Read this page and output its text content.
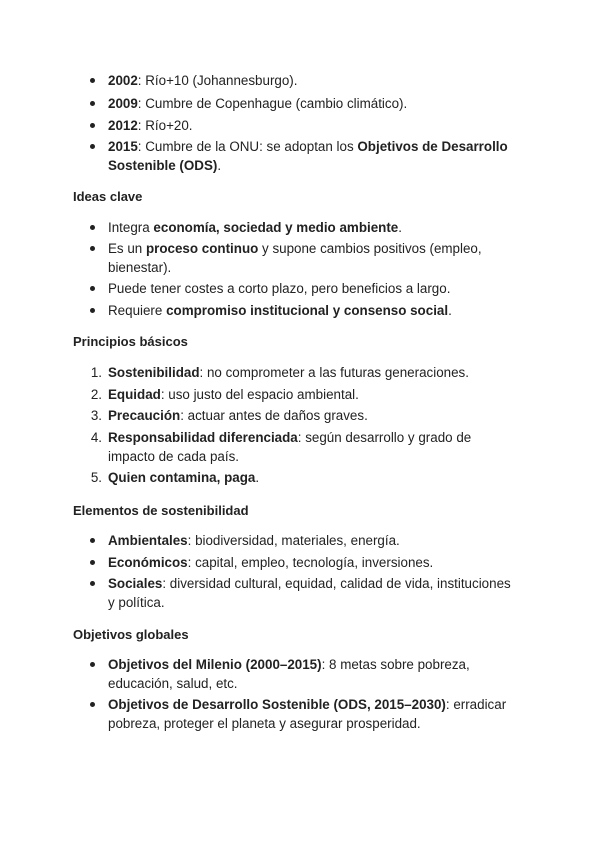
2002: Río+10 (Johannesburgo).

2009: Cumbre de Copenhague (cambio climático).

2012: Río+20.

2015: Cumbre de la ONU: se adoptan los Objetivos de Desarrollo Sostenible (ODS).

Ideas clave

Integra economía, sociedad y medio ambiente.

Es un proceso continuo y supone cambios positivos (empleo, bienestar).

Puede tener costes a corto plazo, pero beneficios a largo.

Requiere compromiso institucional y consenso social.

Principios básicos

1. Sostenibilidad: no comprometer a las futuras generaciones.

2. Equidad: uso justo del espacio ambiental.

3. Precaución: actuar antes de daños graves.

4. Responsabilidad diferenciada: según desarrollo y grado de impacto de cada país.

5. Quien contamina, paga.

Elementos de sostenibilidad

Ambientales: biodiversidad, materiales, energía.

Económicos: capital, empleo, tecnología, inversiones.

Sociales: diversidad cultural, equidad, calidad de vida, instituciones y política.

Objetivos globales

Objetivos del Milenio (2000–2015): 8 metas sobre pobreza, educación, salud, etc.

Objetivos de Desarrollo Sostenible (ODS, 2015–2030): erradicar pobreza, proteger el planeta y asegurar prosperidad.
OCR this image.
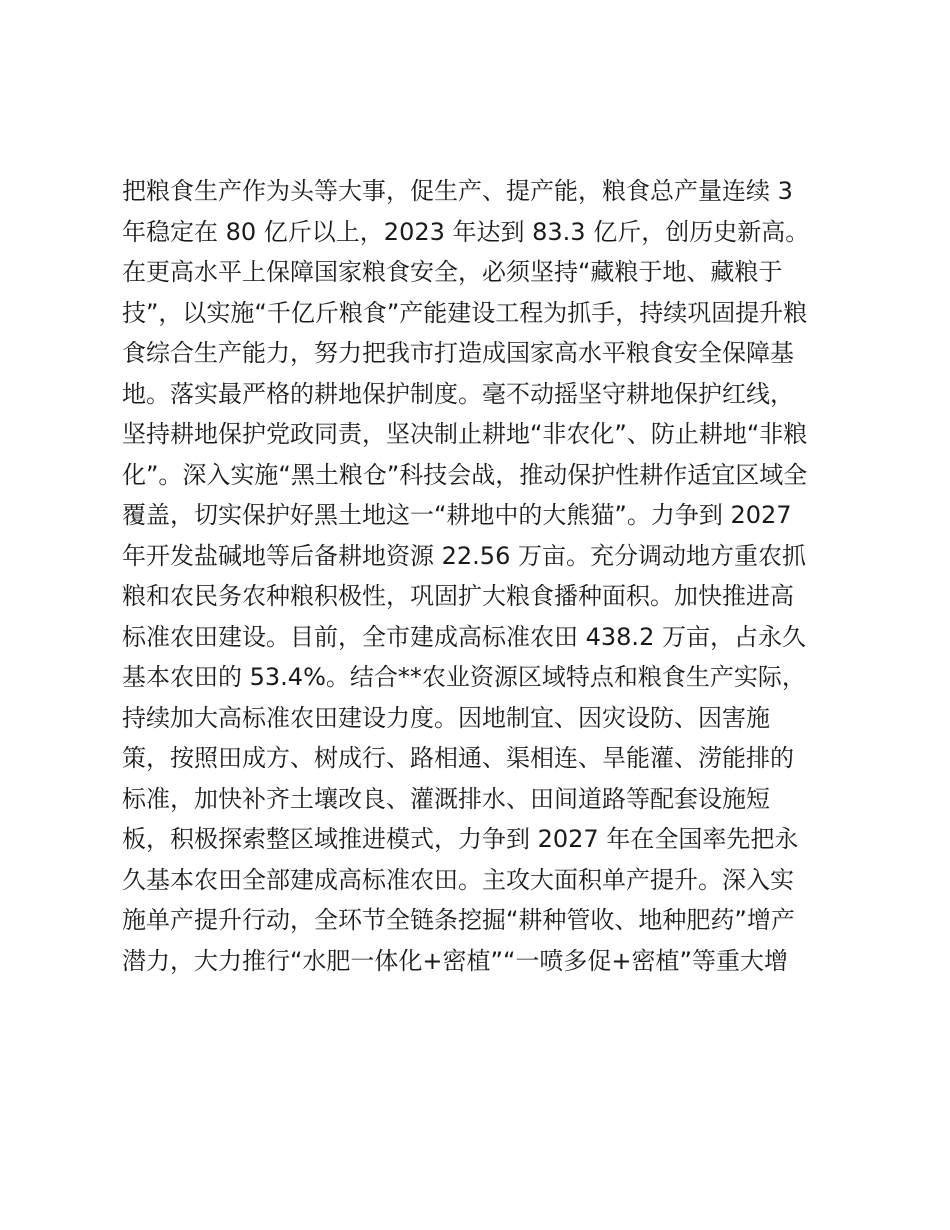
把粮食生产作为头等大事，促生产、提产能，粮食总产量连续 3
年稳定在 80 亿斤以上，2023 年达到 83.3 亿斤，创历史新高。
在更高水平上保障国家粮食安全，必须坚持“藏粮于地、藏粮于
技”，以实施“千亿斤粮食”产能建设工程为抓手，持续巩固提升粮
食综合生产能力，努力把我市打造成国家高水平粮食安全保障基
地。落实最严格的耕地保护制度。毫不动摇坚守耕地保护红线，
坚持耕地保护党政同责，坚决制止耕地“非农化”、防止耕地“非粮
化”。深入实施“黑土粮仓”科技会战，推动保护性耕作适宜区域全
覆盖，切实保护好黑土地这一“耕地中的大熊猫”。力争到 2027
年开发盐碱地等后备耕地资源 22.56 万亩。充分调动地方重农抓
粮和农民务农种粮积极性，巩固扩大粮食播种面积。加快推进高
标准农田建设。目前，全市建成高标准农田 438.2 万亩，占永久
基本农田的 53.4%。结合**农业资源区域特点和粮食生产实际，
持续加大高标准农田建设力度。因地制宜、因灾设防、因害施
策，按照田成方、树成行、路相通、渠相连、旱能灌、涝能排的
标准，加快补齐土壤改良、灌溉排水、田间道路等配套设施短
板，积极探索整区域推进模式，力争到 2027 年在全国率先把永
久基本农田全部建成高标准农田。主攻大面积单产提升。深入实
施单产提升行动，全环节全链条挖掘“耕种管收、地种肥药”增产
潜力，大力推行“水肥一体化+密植”“一喷多促+密植”等重大增
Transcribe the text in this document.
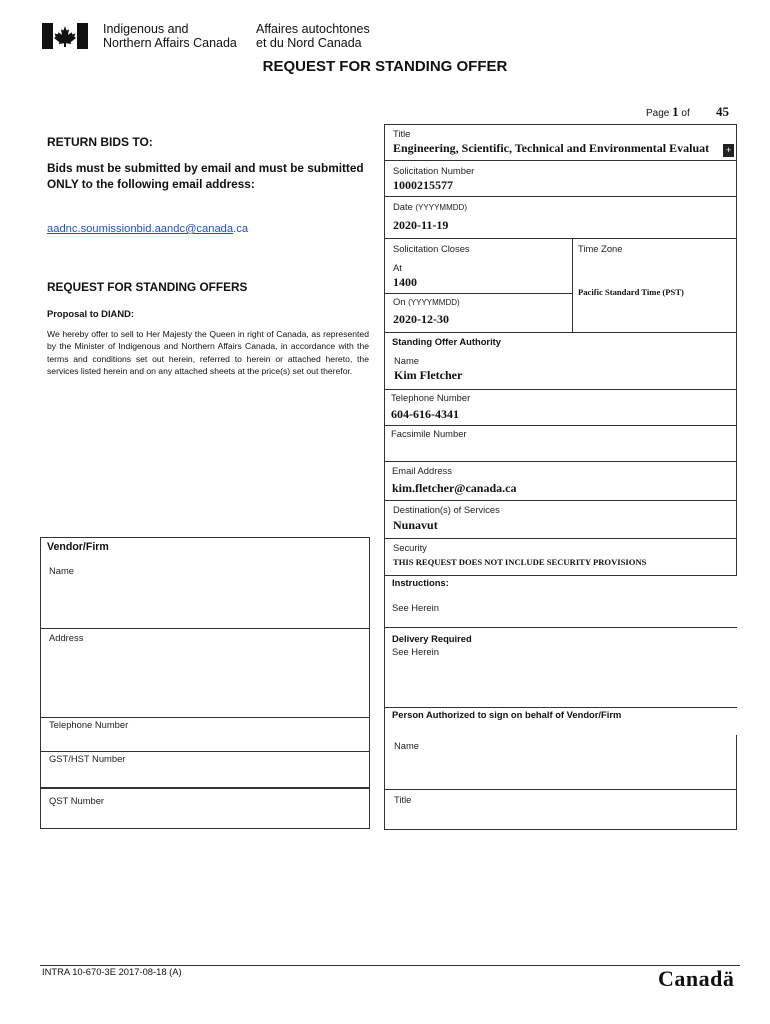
Indigenous and
Northern Affairs Canada
Affaires autochtones
et du Nord Canada
REQUEST FOR STANDING OFFER
Page 1 of 45
RETURN BIDS TO:
Bids must be submitted by email and must be submitted ONLY to the following email address:
aadnc.soumissionbid.aandc@canada.ca
REQUEST FOR STANDING OFFERS
Proposal to DIAND:
We hereby offer to sell to Her Majesty the Queen in right of Canada, as represented by the Minister of Indigenous and Northern Affairs Canada, in accordance with the terms and conditions set out herein, referred to herein or attached hereto, the services listed herein and on any attached sheets at the price(s) set out therefor.
Vendor/Firm
Name
Address
Telephone Number
GST/HST Number
QST Number
Title
Engineering, Scientific, Technical and Environmental Evaluat	+
Solicitation Number
1000215577
Date (YYYYMMDD)
2020-11-19
Solicitation Closes	Time Zone
At
1400
Pacific Standard Time (PST)
On (YYYYMMDD)
2020-12-30
Standing Offer Authority
Name
Kim Fletcher
Telephone Number
604-616-4341
Facsimile Number
Email Address
kim.fletcher@canada.ca
Destination(s) of Services
Nunavut
Security
THIS REQUEST DOES NOT INCLUDE SECURITY PROVISIONS
Instructions:
See Herein
Delivery Required
See Herein
Person Authorized to sign on behalf of Vendor/Firm
Name
Title
INTRA 10-670-3E 2017-08-18 (A)	Canadä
════════
- **EXERCISE BRIEF**:
Quote verbatim every line starting at the line that contains "Transcribe the text in this document." and ending with the last line of the records; omit all pictures.

- **COMPLETED TASK**:
Transcribe the text in this document.
Indigenous and
Northern Affairs Canada
Affaires autochtones
et du Nord Canada
REQUEST FOR STANDING OFFER
Page 1 of 45
RETURN BIDS TO:
Bids must be submitted by email and must be submitted ONLY to the following email address:
aadnc.soumissionbid.aandc@canada.ca
REQUEST FOR STANDING OFFERS
Proposal to DIAND:
We hereby offer to sell to Her Majesty the Queen in right of Canada, as represented by the Minister of Indigenous and Northern Affairs Canada, in accordance with the terms and conditions set out herein, referred to herein or attached hereto, the services listed herein and on any attached sheets at the price(s) set out therefor.
Vendor/Firm
Name
Address
Telephone Number
GST/HST Number
QST Number
Title
Engineering, Scientific, Technical and Environmental Evaluat	+
Solicitation Number
1000215577
Date (YYYYMMDD)
2020-11-19
Solicitation Closes	Time Zone
At
1400
Pacific Standard Time (PST)
On (YYYYMMDD)
2020-12-30
Standing Offer Authority
Name
Kim Fletcher
Telephone Number
604-616-4341
Facsimile Number
Email Address
kim.fletcher@canada.ca
Destination(s) of Services
Nunavut
Security
THIS REQUEST DOES NOT INCLUDE SECURITY PROVISIONS
Instructions:
See Herein
Delivery Required
See Herein
Person Authorized to sign on behalf of Vendor/Firm
Name
Title
INTRA 10-670-3E 2017-08-18 (A)	Canadä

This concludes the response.